--- START OF Material for this exercise ---
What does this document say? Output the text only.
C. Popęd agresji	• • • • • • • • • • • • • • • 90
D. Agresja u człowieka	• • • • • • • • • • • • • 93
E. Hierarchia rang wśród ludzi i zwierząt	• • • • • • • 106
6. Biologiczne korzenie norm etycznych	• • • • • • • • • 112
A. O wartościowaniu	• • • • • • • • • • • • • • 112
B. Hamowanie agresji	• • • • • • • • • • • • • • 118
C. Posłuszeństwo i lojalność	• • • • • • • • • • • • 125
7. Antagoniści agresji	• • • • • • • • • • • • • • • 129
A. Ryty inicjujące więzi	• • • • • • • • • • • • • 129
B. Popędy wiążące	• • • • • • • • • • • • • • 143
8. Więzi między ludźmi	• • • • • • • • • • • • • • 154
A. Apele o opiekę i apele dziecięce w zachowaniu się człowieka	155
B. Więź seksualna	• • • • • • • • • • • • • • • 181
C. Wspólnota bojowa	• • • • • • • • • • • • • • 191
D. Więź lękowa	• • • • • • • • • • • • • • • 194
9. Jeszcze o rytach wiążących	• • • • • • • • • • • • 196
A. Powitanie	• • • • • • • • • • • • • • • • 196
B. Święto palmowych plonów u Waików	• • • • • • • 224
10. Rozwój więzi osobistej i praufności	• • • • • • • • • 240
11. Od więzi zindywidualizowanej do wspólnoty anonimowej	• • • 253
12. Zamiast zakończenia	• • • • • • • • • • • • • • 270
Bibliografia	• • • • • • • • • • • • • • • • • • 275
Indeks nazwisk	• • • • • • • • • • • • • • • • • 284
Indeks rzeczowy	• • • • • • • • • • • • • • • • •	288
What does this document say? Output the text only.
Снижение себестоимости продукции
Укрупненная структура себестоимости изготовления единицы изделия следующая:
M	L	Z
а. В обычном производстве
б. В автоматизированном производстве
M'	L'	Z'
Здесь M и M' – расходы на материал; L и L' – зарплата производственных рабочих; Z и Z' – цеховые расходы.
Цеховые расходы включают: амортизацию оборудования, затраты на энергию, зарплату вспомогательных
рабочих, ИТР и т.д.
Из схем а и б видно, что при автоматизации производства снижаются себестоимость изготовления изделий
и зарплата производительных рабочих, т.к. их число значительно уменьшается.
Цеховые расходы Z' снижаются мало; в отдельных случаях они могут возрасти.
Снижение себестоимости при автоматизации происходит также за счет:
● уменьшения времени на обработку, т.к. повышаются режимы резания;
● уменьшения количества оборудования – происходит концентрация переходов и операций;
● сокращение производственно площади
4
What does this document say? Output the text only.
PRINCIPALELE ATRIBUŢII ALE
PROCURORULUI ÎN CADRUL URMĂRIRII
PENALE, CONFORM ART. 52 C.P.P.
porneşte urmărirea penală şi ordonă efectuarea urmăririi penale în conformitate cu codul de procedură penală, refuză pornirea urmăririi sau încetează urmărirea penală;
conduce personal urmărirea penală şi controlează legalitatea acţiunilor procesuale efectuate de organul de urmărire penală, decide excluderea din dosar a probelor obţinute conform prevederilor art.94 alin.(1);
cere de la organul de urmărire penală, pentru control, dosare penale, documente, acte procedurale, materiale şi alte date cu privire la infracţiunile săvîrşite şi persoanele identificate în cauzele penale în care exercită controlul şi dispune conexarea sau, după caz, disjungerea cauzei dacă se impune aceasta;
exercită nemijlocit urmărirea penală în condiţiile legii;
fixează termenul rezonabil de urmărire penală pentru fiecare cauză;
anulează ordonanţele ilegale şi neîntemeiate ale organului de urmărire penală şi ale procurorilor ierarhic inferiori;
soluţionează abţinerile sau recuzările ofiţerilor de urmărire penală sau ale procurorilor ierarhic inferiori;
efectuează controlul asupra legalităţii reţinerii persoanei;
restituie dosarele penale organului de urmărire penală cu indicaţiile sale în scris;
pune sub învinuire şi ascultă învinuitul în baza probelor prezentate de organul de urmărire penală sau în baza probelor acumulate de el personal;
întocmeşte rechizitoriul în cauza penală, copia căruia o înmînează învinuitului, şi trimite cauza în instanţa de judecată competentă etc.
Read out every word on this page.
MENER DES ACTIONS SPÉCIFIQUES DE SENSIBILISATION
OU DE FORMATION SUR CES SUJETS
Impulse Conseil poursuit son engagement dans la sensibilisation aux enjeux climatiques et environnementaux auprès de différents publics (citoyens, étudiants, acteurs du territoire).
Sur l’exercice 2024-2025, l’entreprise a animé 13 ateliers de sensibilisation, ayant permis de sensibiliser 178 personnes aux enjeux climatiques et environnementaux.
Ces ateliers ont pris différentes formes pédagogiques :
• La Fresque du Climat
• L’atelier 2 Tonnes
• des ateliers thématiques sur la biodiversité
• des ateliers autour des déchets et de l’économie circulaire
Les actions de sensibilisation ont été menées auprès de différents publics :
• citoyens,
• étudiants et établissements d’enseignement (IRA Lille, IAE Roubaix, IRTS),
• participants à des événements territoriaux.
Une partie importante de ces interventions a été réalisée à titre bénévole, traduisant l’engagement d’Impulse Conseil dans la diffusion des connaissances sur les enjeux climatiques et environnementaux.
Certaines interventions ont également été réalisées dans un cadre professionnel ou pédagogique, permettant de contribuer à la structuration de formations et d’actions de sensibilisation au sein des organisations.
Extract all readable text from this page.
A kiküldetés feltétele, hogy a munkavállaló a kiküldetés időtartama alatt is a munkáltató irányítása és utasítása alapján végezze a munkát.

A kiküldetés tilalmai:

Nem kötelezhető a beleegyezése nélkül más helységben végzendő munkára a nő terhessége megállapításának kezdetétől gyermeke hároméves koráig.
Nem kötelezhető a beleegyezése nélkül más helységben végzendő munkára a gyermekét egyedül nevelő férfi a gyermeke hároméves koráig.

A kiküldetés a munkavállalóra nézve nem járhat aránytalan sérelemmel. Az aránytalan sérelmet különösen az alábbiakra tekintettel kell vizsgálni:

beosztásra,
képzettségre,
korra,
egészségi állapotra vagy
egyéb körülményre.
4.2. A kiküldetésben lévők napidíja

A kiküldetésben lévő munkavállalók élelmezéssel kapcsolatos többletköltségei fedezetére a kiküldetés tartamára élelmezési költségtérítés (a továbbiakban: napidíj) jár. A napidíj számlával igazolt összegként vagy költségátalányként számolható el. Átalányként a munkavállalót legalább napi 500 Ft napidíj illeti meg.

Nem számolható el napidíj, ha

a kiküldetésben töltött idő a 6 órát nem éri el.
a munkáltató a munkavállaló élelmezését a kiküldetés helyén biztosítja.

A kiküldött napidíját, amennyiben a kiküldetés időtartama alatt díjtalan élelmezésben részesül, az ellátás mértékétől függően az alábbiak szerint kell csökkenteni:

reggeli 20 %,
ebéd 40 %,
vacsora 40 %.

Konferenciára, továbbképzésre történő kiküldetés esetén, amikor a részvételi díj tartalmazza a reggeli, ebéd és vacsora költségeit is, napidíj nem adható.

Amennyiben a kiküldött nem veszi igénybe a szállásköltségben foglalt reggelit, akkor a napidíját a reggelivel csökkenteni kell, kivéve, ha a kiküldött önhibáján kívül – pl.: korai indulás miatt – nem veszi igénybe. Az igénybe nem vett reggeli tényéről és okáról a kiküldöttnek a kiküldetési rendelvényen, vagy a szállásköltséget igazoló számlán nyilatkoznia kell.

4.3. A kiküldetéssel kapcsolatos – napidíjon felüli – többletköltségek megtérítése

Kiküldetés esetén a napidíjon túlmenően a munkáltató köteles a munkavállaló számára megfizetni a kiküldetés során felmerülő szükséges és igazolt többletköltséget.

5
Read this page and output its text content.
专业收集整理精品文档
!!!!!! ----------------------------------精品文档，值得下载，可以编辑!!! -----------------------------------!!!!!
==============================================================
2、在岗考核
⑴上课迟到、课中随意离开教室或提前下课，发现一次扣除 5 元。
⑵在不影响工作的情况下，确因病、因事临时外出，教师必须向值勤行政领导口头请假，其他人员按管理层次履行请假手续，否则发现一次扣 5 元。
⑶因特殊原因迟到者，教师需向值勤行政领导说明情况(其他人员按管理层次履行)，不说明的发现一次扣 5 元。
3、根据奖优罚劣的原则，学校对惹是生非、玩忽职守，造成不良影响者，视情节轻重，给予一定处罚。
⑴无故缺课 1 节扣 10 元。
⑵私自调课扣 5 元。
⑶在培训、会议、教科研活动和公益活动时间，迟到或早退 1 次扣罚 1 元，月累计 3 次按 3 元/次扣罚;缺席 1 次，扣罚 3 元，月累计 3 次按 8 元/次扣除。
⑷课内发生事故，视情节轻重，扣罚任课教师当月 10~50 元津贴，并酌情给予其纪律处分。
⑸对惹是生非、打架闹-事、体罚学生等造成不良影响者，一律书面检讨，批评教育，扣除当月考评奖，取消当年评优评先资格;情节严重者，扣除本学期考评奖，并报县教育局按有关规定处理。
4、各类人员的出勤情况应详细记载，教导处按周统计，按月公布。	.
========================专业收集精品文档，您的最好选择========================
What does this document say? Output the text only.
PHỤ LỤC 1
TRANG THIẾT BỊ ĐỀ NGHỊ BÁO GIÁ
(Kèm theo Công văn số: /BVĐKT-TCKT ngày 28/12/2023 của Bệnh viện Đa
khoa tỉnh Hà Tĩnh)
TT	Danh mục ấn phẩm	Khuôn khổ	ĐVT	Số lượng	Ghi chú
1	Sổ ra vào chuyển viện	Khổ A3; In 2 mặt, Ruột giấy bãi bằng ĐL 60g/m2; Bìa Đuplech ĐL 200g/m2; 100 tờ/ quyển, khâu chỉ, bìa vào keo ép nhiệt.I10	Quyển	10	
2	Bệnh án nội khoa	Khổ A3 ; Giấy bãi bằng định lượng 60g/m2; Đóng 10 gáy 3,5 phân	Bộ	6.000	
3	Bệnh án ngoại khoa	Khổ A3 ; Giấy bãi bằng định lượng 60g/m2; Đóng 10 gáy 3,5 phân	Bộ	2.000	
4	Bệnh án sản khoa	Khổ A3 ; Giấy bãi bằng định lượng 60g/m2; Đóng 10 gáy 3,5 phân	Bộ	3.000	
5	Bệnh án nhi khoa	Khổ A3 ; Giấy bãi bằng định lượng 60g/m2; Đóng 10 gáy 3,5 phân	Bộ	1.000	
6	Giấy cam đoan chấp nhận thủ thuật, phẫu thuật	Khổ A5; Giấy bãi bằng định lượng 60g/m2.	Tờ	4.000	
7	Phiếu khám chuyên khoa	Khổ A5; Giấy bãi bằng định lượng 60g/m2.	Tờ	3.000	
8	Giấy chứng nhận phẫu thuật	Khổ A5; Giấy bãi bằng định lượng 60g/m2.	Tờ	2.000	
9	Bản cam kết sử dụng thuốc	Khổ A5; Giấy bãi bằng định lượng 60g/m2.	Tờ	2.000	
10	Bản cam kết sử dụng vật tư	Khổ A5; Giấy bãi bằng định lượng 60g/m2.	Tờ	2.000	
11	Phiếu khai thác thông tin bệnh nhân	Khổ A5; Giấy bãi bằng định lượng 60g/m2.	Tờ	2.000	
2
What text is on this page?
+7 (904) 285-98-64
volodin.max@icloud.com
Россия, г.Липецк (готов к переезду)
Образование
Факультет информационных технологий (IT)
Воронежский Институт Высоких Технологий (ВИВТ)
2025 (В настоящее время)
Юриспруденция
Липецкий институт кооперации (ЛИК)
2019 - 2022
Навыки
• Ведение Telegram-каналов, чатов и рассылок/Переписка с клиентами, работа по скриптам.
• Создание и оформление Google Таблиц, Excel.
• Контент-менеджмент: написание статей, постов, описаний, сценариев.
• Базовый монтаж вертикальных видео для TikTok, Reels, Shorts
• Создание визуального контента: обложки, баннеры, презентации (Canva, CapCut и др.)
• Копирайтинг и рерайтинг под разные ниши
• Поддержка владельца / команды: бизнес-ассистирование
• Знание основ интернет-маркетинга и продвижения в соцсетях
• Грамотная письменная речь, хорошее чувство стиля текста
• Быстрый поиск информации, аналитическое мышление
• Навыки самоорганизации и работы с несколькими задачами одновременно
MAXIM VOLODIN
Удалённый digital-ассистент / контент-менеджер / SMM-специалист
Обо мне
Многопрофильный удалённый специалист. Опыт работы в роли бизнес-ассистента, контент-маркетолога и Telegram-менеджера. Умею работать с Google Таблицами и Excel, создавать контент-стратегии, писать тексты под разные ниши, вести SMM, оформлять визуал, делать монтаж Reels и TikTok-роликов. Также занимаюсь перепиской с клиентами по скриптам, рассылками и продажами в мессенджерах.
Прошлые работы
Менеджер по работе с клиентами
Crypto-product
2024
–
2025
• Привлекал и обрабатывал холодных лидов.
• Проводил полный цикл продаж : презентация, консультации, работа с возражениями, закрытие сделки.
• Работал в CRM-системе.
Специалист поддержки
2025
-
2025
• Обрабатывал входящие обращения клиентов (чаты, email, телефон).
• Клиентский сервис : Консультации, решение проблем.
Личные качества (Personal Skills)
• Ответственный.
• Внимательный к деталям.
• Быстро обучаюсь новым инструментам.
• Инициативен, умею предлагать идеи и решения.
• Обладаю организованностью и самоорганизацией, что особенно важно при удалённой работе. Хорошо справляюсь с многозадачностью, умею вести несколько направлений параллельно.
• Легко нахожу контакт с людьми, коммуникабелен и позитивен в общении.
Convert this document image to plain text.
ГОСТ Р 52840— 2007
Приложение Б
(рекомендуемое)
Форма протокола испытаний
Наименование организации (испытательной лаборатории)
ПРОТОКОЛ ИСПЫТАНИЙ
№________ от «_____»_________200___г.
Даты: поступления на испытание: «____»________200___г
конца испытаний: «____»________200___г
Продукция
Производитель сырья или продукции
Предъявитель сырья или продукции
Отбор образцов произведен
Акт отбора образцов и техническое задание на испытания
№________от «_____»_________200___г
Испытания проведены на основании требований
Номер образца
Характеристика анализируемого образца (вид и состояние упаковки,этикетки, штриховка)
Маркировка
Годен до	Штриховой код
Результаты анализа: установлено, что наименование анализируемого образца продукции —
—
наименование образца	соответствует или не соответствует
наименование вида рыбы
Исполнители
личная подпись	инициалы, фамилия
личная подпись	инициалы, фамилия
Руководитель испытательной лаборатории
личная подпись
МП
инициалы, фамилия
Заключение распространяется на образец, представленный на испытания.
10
--- END OF Material for this exercise ---
» **Challenge**
Above are several records. Count the lines among them that contain "kiküldött" and give only the total.

» **Response for this exercise**
2